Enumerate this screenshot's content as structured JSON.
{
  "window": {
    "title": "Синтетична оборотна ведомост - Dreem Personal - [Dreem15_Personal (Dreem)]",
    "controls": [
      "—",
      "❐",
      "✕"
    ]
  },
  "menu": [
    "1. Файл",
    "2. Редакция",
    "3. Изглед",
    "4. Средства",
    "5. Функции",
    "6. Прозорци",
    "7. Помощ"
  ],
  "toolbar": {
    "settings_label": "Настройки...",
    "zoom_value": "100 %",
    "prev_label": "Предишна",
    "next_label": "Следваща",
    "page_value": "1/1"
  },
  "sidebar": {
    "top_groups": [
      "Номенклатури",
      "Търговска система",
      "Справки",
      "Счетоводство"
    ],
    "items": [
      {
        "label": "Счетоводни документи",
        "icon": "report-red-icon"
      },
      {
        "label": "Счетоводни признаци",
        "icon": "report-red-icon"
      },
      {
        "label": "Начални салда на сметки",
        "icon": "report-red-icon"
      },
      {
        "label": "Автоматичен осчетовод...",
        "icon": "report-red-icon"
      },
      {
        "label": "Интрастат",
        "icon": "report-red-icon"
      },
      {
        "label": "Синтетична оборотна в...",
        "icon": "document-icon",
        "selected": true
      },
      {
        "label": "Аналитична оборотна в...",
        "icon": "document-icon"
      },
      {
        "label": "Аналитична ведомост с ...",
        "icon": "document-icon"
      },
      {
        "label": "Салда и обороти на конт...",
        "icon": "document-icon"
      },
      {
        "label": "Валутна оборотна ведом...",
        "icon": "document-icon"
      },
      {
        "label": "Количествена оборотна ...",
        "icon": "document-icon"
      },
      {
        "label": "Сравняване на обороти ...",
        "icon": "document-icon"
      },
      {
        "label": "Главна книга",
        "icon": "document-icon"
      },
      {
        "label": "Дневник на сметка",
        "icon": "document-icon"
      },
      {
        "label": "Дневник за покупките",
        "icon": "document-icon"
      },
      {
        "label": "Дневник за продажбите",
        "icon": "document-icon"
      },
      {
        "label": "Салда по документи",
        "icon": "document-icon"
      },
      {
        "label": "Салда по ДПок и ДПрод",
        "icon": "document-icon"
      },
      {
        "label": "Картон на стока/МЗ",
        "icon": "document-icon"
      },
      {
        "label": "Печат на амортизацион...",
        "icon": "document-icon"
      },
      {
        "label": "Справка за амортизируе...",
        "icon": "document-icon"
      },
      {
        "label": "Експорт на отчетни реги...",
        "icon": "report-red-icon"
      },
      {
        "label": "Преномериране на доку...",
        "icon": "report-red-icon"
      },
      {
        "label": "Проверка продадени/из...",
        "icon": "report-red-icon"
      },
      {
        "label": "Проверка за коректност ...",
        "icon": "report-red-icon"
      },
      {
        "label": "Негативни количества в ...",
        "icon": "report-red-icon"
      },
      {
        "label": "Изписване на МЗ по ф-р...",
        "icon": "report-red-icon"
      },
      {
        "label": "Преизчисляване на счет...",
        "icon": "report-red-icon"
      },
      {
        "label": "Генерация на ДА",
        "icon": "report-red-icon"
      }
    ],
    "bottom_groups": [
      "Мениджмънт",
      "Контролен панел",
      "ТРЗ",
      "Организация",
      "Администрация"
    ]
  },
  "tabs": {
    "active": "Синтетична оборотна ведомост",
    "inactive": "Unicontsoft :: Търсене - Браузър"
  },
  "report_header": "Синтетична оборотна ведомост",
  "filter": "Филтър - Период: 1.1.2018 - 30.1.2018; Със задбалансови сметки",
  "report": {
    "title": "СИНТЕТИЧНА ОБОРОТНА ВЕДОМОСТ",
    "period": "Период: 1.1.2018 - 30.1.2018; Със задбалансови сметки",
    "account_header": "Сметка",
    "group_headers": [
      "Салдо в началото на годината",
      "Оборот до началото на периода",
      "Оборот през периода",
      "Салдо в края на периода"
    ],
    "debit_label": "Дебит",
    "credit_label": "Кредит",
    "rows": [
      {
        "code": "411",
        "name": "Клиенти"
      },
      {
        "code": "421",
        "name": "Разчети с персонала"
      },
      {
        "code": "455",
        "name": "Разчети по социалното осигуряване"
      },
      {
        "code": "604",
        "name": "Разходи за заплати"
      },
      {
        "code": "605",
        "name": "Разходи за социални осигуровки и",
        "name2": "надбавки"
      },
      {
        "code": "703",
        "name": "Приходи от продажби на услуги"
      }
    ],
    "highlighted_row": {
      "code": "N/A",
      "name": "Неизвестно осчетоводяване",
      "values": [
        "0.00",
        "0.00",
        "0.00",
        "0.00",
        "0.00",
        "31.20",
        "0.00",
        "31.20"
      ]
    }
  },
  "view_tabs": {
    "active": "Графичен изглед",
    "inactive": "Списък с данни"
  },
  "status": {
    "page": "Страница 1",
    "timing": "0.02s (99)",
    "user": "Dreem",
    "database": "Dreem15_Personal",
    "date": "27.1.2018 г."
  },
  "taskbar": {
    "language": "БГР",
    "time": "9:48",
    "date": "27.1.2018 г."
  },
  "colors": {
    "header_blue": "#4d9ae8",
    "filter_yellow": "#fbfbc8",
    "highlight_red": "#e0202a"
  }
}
* * * *
> _WHAT YOU HAVE TO DO_:
Examine the records and pull out every line where the string "Дневник" occurs.

> _WRITTEN ANSWER_:
        "label": "Дневник на сметка",
        "label": "Дневник за покупките",
        "label": "Дневник за продажбите",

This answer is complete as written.